*Figure collection entries*.
════════════════════

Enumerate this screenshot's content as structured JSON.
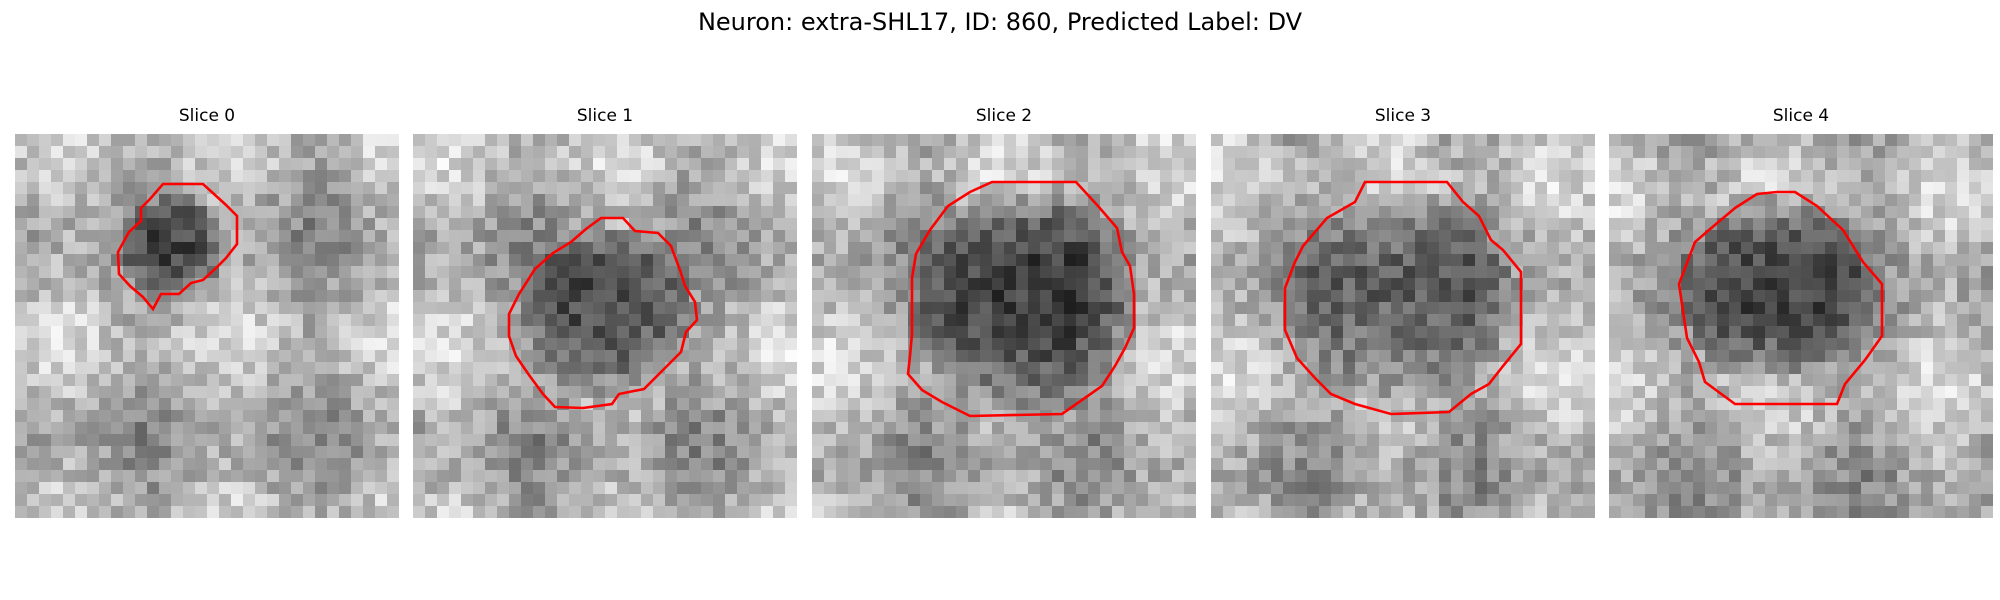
{
  "figure": {
    "title": "Neuron: extra-SHL17, ID: 860, Predicted Label: DV"
  },
  "colors": {
    "contour": "#ff0000",
    "background": "#ffffff",
    "colormap": "grayscale"
  },
  "panels": [
    {
      "title": "Slice 0",
      "seed": 11,
      "blob_darkness": 0.55,
      "contour_color": "#ff0000"
    },
    {
      "title": "Slice 1",
      "seed": 23,
      "blob_darkness": 0.6,
      "contour_color": "#ff0000"
    },
    {
      "title": "Slice 2",
      "seed": 37,
      "blob_darkness": 0.65,
      "contour_color": "#ff0000"
    },
    {
      "title": "Slice 3",
      "seed": 41,
      "blob_darkness": 0.45,
      "contour_color": "#ff0000"
    },
    {
      "title": "Slice 4",
      "seed": 53,
      "blob_darkness": 0.6,
      "contour_color": "#ff0000"
    }
  ]
}
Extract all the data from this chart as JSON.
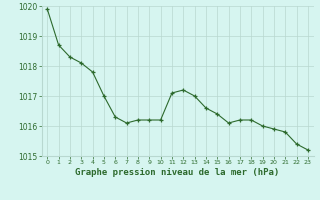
{
  "x": [
    0,
    1,
    2,
    3,
    4,
    5,
    6,
    7,
    8,
    9,
    10,
    11,
    12,
    13,
    14,
    15,
    16,
    17,
    18,
    19,
    20,
    21,
    22,
    23
  ],
  "y": [
    1019.9,
    1018.7,
    1018.3,
    1018.1,
    1017.8,
    1017.0,
    1016.3,
    1016.1,
    1016.2,
    1016.2,
    1016.2,
    1017.1,
    1017.2,
    1017.0,
    1016.6,
    1016.4,
    1016.1,
    1016.2,
    1016.2,
    1016.0,
    1015.9,
    1015.8,
    1015.4,
    1015.2
  ],
  "line_color": "#2d6a2d",
  "marker": "+",
  "marker_color": "#2d6a2d",
  "bg_color": "#d6f5f0",
  "grid_color": "#b8d8d0",
  "xlabel": "Graphe pression niveau de la mer (hPa)",
  "xlabel_color": "#2d6a2d",
  "tick_color": "#2d6a2d",
  "ylim": [
    1015.0,
    1020.0
  ],
  "xlim": [
    -0.5,
    23.5
  ],
  "yticks": [
    1015,
    1016,
    1017,
    1018,
    1019,
    1020
  ],
  "xticks": [
    0,
    1,
    2,
    3,
    4,
    5,
    6,
    7,
    8,
    9,
    10,
    11,
    12,
    13,
    14,
    15,
    16,
    17,
    18,
    19,
    20,
    21,
    22,
    23
  ],
  "xtick_labels": [
    "0",
    "1",
    "2",
    "3",
    "4",
    "5",
    "6",
    "7",
    "8",
    "9",
    "10",
    "11",
    "12",
    "13",
    "14",
    "15",
    "16",
    "17",
    "18",
    "19",
    "20",
    "21",
    "22",
    "23"
  ]
}
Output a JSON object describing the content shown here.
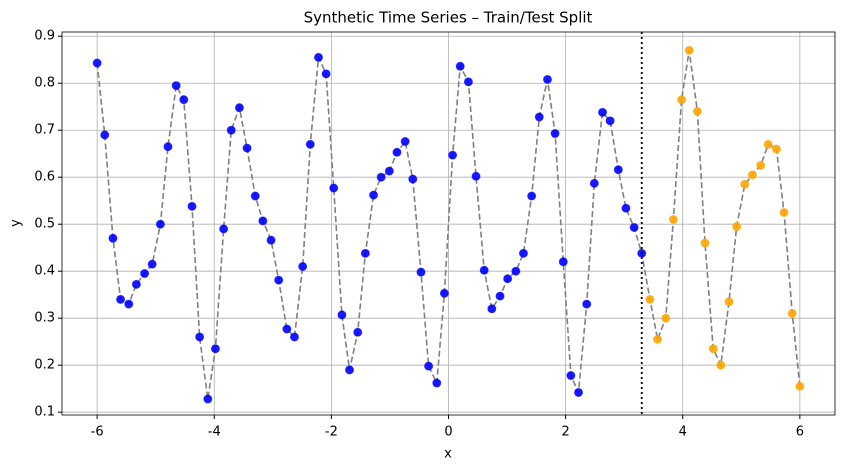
{
  "chart_data": {
    "type": "scatter",
    "title": "Synthetic Time Series – Train/Test Split",
    "xlabel": "x",
    "ylabel": "y",
    "xlim": [
      -6.6,
      6.6
    ],
    "ylim": [
      0.094,
      0.909
    ],
    "xticks": [
      -6,
      -4,
      -2,
      0,
      2,
      4,
      6
    ],
    "yticks": [
      0.1,
      0.2,
      0.3,
      0.4,
      0.5,
      0.6,
      0.7,
      0.8,
      0.9
    ],
    "grid": true,
    "line_color": "#808080",
    "split_x": 3.3,
    "split_color": "#000000",
    "series": [
      {
        "name": "Train",
        "color": "#0000ff",
        "x": [
          -6.0,
          -5.87,
          -5.73,
          -5.6,
          -5.46,
          -5.33,
          -5.19,
          -5.06,
          -4.92,
          -4.79,
          -4.65,
          -4.52,
          -4.38,
          -4.25,
          -4.11,
          -3.98,
          -3.84,
          -3.71,
          -3.57,
          -3.44,
          -3.3,
          -3.17,
          -3.03,
          -2.9,
          -2.76,
          -2.63,
          -2.49,
          -2.36,
          -2.22,
          -2.09,
          -1.96,
          -1.82,
          -1.69,
          -1.55,
          -1.42,
          -1.28,
          -1.15,
          -1.01,
          -0.88,
          -0.74,
          -0.61,
          -0.47,
          -0.34,
          -0.2,
          -0.07,
          0.07,
          0.2,
          0.34,
          0.47,
          0.61,
          0.74,
          0.88,
          1.01,
          1.15,
          1.28,
          1.42,
          1.55,
          1.69,
          1.82,
          1.96,
          2.09,
          2.22,
          2.36,
          2.49,
          2.63,
          2.76,
          2.9,
          3.03,
          3.17,
          3.3
        ],
        "values": [
          0.843,
          0.69,
          0.47,
          0.34,
          0.33,
          0.372,
          0.395,
          0.415,
          0.5,
          0.665,
          0.795,
          0.765,
          0.538,
          0.26,
          0.128,
          0.235,
          0.49,
          0.7,
          0.748,
          0.662,
          0.56,
          0.507,
          0.466,
          0.381,
          0.277,
          0.26,
          0.41,
          0.67,
          0.855,
          0.82,
          0.577,
          0.307,
          0.19,
          0.27,
          0.438,
          0.562,
          0.6,
          0.613,
          0.653,
          0.676,
          0.596,
          0.398,
          0.198,
          0.162,
          0.353,
          0.647,
          0.836,
          0.803,
          0.602,
          0.402,
          0.32,
          0.347,
          0.384,
          0.4,
          0.438,
          0.56,
          0.728,
          0.808,
          0.693,
          0.42,
          0.178,
          0.142,
          0.33,
          0.587,
          0.738,
          0.72,
          0.616,
          0.534,
          0.493,
          0.438
        ]
      },
      {
        "name": "Test",
        "color": "#ffa500",
        "x": [
          3.44,
          3.57,
          3.71,
          3.84,
          3.98,
          4.11,
          4.25,
          4.38,
          4.52,
          4.65,
          4.79,
          4.92,
          5.06,
          5.19,
          5.33,
          5.46,
          5.6,
          5.73,
          5.87,
          6.0
        ],
        "values": [
          0.34,
          0.255,
          0.3,
          0.51,
          0.765,
          0.87,
          0.74,
          0.46,
          0.235,
          0.2,
          0.335,
          0.495,
          0.585,
          0.605,
          0.625,
          0.67,
          0.66,
          0.525,
          0.31,
          0.155
        ]
      }
    ]
  }
}
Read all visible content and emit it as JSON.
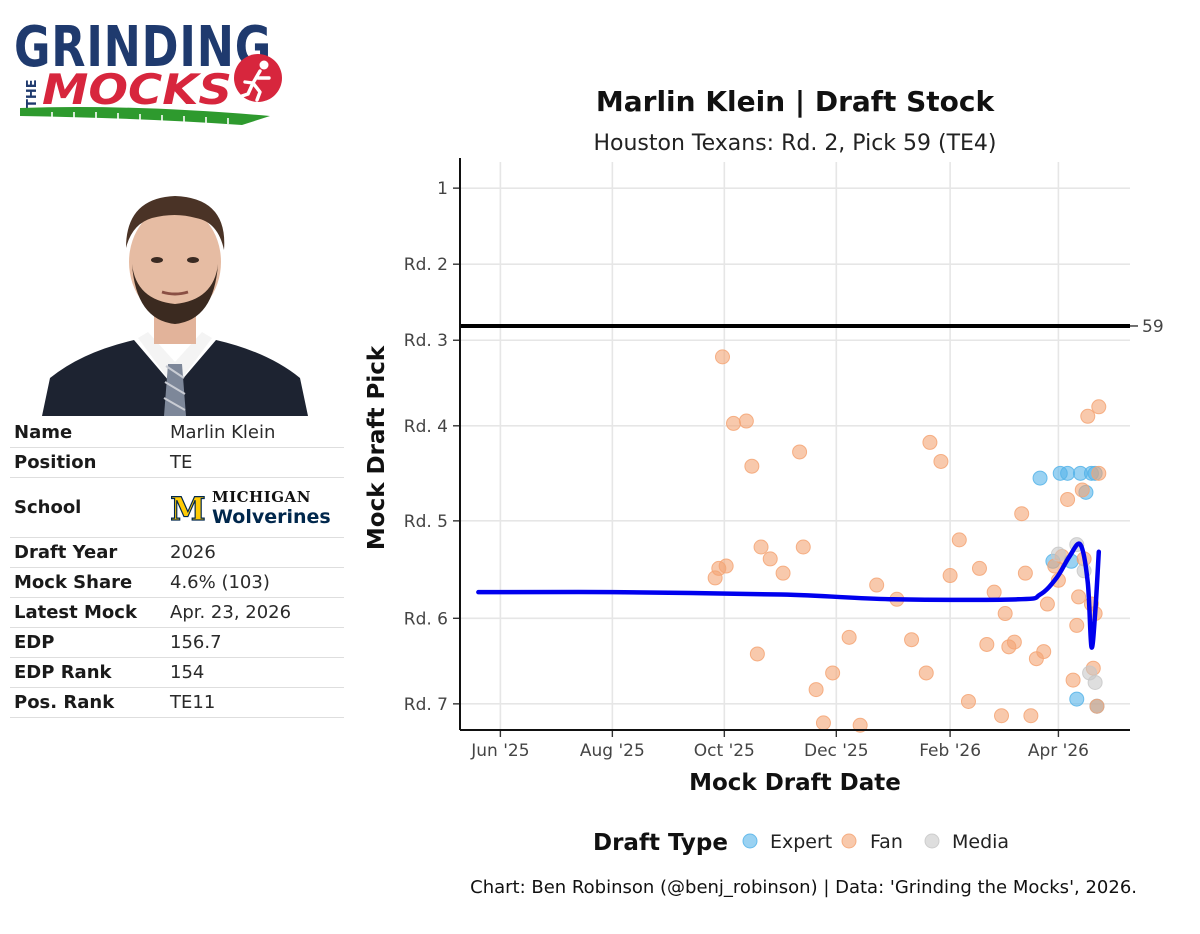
{
  "logo": {
    "line1": "GRINDING",
    "line2_small": "THE",
    "line2": "MOCKS"
  },
  "player_table": [
    {
      "key": "Name",
      "value": "Marlin Klein"
    },
    {
      "key": "Position",
      "value": "TE"
    },
    {
      "key": "School",
      "value": ""
    },
    {
      "key": "Draft Year",
      "value": "2026"
    },
    {
      "key": "Mock Share",
      "value": "4.6% (103)"
    },
    {
      "key": "Latest Mock",
      "value": "Apr. 23, 2026"
    },
    {
      "key": "EDP",
      "value": "156.7"
    },
    {
      "key": "EDP Rank",
      "value": "154"
    },
    {
      "key": "Pos. Rank",
      "value": "TE11"
    }
  ],
  "school": {
    "line1": "Michigan",
    "line2": "Wolverines",
    "block_m": "M"
  },
  "colors": {
    "expert": "#56b4e9",
    "fan": "#f4a574",
    "media": "#c8c8c8",
    "trend": "#0000ee",
    "pick_line": "#000000",
    "maize": "#ffcb05",
    "blue": "#00274c",
    "logo_navy": "#1f3a6e",
    "logo_red": "#d7263d",
    "logo_green": "#2e9a2e"
  },
  "chart_data": {
    "type": "scatter",
    "title": "Marlin Klein | Draft Stock",
    "subtitle": "Houston Texans: Rd. 2, Pick 59 (TE4)",
    "xlabel": "Mock Draft Date",
    "ylabel": "Mock Draft Pick",
    "x_ticks": [
      {
        "date": "2025-06-01",
        "label": "Jun '25"
      },
      {
        "date": "2025-08-01",
        "label": "Aug '25"
      },
      {
        "date": "2025-10-01",
        "label": "Oct '25"
      },
      {
        "date": "2025-12-01",
        "label": "Dec '25"
      },
      {
        "date": "2026-02-01",
        "label": "Feb '26"
      },
      {
        "date": "2026-04-01",
        "label": "Apr '26"
      }
    ],
    "y_ticks": [
      {
        "pick": 1,
        "label": "1"
      },
      {
        "pick": 33,
        "label": "Rd. 2"
      },
      {
        "pick": 65,
        "label": "Rd. 3"
      },
      {
        "pick": 101,
        "label": "Rd. 4"
      },
      {
        "pick": 141,
        "label": "Rd. 5"
      },
      {
        "pick": 182,
        "label": "Rd. 6"
      },
      {
        "pick": 218,
        "label": "Rd. 7"
      }
    ],
    "xlim": [
      "2025-05-10",
      "2026-05-10"
    ],
    "ylim": [
      229,
      -10
    ],
    "y_reversed": true,
    "reference_line": {
      "pick": 59,
      "label": "59"
    },
    "legend": {
      "title": "Draft Type",
      "position": "bottom",
      "entries": [
        "Expert",
        "Fan",
        "Media"
      ]
    },
    "series": [
      {
        "name": "Expert",
        "points": [
          [
            "2026-03-22",
            123
          ],
          [
            "2026-03-29",
            158
          ],
          [
            "2026-04-02",
            121
          ],
          [
            "2026-04-06",
            121
          ],
          [
            "2026-04-08",
            158
          ],
          [
            "2026-04-11",
            216
          ],
          [
            "2026-04-13",
            121
          ],
          [
            "2026-04-16",
            129
          ],
          [
            "2026-04-19",
            121
          ],
          [
            "2026-04-21",
            121
          ],
          [
            "2026-04-22",
            219
          ]
        ]
      },
      {
        "name": "Fan",
        "points": [
          [
            "2025-09-26",
            165
          ],
          [
            "2025-09-28",
            161
          ],
          [
            "2025-09-30",
            72
          ],
          [
            "2025-10-02",
            160
          ],
          [
            "2025-10-06",
            100
          ],
          [
            "2025-10-13",
            99
          ],
          [
            "2025-10-16",
            118
          ],
          [
            "2025-10-19",
            197
          ],
          [
            "2025-10-21",
            152
          ],
          [
            "2025-10-26",
            157
          ],
          [
            "2025-11-02",
            163
          ],
          [
            "2025-11-11",
            112
          ],
          [
            "2025-11-13",
            152
          ],
          [
            "2025-11-20",
            212
          ],
          [
            "2025-11-24",
            226
          ],
          [
            "2025-11-29",
            205
          ],
          [
            "2025-12-08",
            190
          ],
          [
            "2025-12-14",
            227
          ],
          [
            "2025-12-23",
            168
          ],
          [
            "2026-01-03",
            174
          ],
          [
            "2026-01-11",
            191
          ],
          [
            "2026-01-19",
            205
          ],
          [
            "2026-01-21",
            108
          ],
          [
            "2026-01-27",
            116
          ],
          [
            "2026-02-01",
            164
          ],
          [
            "2026-02-06",
            149
          ],
          [
            "2026-02-11",
            217
          ],
          [
            "2026-02-17",
            161
          ],
          [
            "2026-02-21",
            193
          ],
          [
            "2026-02-25",
            171
          ],
          [
            "2026-03-01",
            223
          ],
          [
            "2026-03-03",
            180
          ],
          [
            "2026-03-05",
            194
          ],
          [
            "2026-03-08",
            192
          ],
          [
            "2026-03-12",
            138
          ],
          [
            "2026-03-14",
            163
          ],
          [
            "2026-03-17",
            223
          ],
          [
            "2026-03-20",
            199
          ],
          [
            "2026-03-24",
            196
          ],
          [
            "2026-03-26",
            176
          ],
          [
            "2026-03-30",
            160
          ],
          [
            "2026-04-01",
            166
          ],
          [
            "2026-04-03",
            156
          ],
          [
            "2026-04-06",
            132
          ],
          [
            "2026-04-09",
            208
          ],
          [
            "2026-04-11",
            185
          ],
          [
            "2026-04-12",
            173
          ],
          [
            "2026-04-14",
            128
          ],
          [
            "2026-04-15",
            157
          ],
          [
            "2026-04-17",
            97
          ],
          [
            "2026-04-19",
            176
          ],
          [
            "2026-04-20",
            203
          ],
          [
            "2026-04-21",
            180
          ],
          [
            "2026-04-22",
            219
          ],
          [
            "2026-04-23",
            121
          ],
          [
            "2026-04-23",
            93
          ]
        ]
      },
      {
        "name": "Media",
        "points": [
          [
            "2026-04-01",
            155
          ],
          [
            "2026-04-11",
            151
          ],
          [
            "2026-04-15",
            162
          ],
          [
            "2026-04-18",
            205
          ],
          [
            "2026-04-21",
            209
          ]
        ]
      }
    ],
    "trend": {
      "name": "Trend",
      "points": [
        [
          "2025-05-20",
          171
        ],
        [
          "2025-08-01",
          171
        ],
        [
          "2025-11-01",
          172
        ],
        [
          "2026-01-01",
          174
        ],
        [
          "2026-03-10",
          174
        ],
        [
          "2026-03-22",
          172
        ],
        [
          "2026-03-31",
          165
        ],
        [
          "2026-04-07",
          156
        ],
        [
          "2026-04-13",
          151
        ],
        [
          "2026-04-17",
          167
        ],
        [
          "2026-04-19",
          194
        ],
        [
          "2026-04-21",
          180
        ],
        [
          "2026-04-23",
          154
        ]
      ]
    }
  },
  "caption": "Chart: Ben Robinson (@benj_robinson) | Data: 'Grinding the Mocks', 2026."
}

════════════════════

*Problem to work on*.
Copy, from the material, each line that holds the string "JSON".

*The solution*.
Enumerate this screenshot's content as structured JSON.
Extract all the data from this chart as JSON.
Output a JSON object describing the content shown here.
Read all visible content and emit it as JSON.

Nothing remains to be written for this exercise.